### REQUIRED WORK
Copy out the listing word for word, everything from the line containing "menu-item bbox=[70, 184, 566, 268]" down to the end of the listing, both included.

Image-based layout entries
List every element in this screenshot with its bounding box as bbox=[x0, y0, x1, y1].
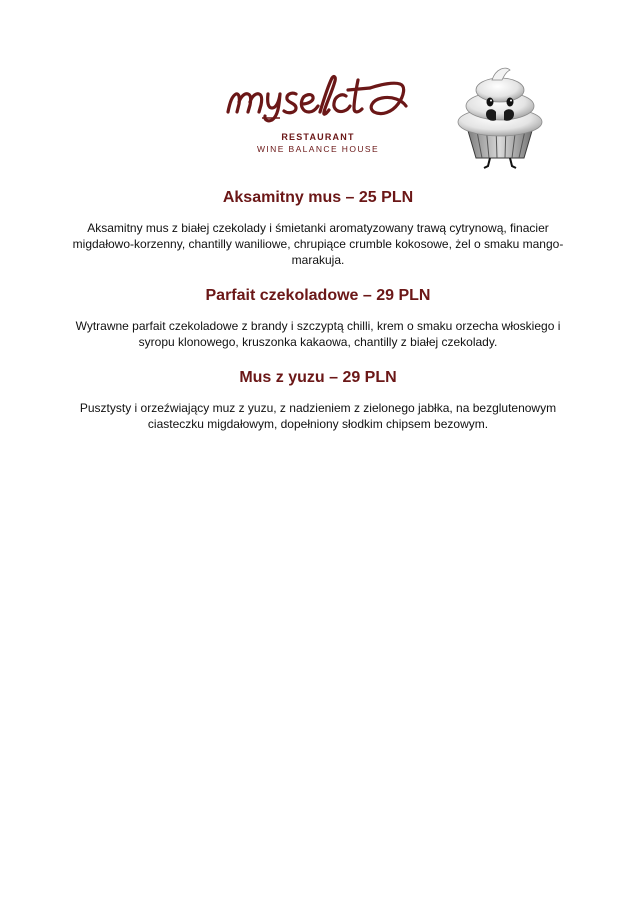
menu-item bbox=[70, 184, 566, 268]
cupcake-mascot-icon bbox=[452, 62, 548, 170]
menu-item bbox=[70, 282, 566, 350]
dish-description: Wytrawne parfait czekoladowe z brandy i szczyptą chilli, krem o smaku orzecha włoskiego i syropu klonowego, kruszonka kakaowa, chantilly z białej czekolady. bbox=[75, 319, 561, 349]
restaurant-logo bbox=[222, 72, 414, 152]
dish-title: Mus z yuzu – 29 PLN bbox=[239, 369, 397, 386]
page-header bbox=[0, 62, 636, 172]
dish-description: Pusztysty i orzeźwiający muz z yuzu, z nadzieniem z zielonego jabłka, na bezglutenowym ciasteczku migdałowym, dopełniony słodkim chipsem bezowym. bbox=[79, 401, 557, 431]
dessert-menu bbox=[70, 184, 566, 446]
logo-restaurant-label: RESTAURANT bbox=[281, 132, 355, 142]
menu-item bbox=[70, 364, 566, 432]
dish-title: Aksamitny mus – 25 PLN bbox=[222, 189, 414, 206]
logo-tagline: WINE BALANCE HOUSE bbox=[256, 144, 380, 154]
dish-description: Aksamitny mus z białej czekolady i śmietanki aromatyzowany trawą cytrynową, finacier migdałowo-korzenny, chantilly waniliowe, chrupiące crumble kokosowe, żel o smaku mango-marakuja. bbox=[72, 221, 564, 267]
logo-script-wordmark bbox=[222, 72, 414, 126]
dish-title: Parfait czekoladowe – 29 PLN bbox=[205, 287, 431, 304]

### OUTPUT BELOW
menu-item bbox=[70, 184, 566, 268]
cupcake-mascot-icon bbox=[452, 62, 548, 170]
menu-item bbox=[70, 282, 566, 350]
dish-description: Wytrawne parfait czekoladowe z brandy i szczyptą chilli, krem o smaku orzecha włoskiego i syropu klonowego, kruszonka kakaowa, chantilly z białej czekolady. bbox=[75, 319, 561, 349]
restaurant-logo bbox=[222, 72, 414, 152]
dish-title: Mus z yuzu – 29 PLN bbox=[239, 369, 397, 386]
page-header bbox=[0, 62, 636, 172]
dish-description: Pusztysty i orzeźwiający muz z yuzu, z nadzieniem z zielonego jabłka, na bezglutenowym ciasteczku migdałowym, dopełniony słodkim chipsem bezowym. bbox=[79, 401, 557, 431]
dessert-menu bbox=[70, 184, 566, 446]
logo-restaurant-label: RESTAURANT bbox=[281, 132, 355, 142]
menu-item bbox=[70, 364, 566, 432]
dish-title: Aksamitny mus – 25 PLN bbox=[222, 189, 414, 206]
logo-tagline: WINE BALANCE HOUSE bbox=[256, 144, 380, 154]
dish-description: Aksamitny mus z białej czekolady i śmietanki aromatyzowany trawą cytrynową, finacier migdałowo-korzenny, chantilly waniliowe, chrupiące crumble kokosowe, żel o smaku mango-marakuja. bbox=[72, 221, 564, 267]
logo-script-wordmark bbox=[222, 72, 414, 126]
dish-title: Parfait czekoladowe – 29 PLN bbox=[205, 287, 431, 304]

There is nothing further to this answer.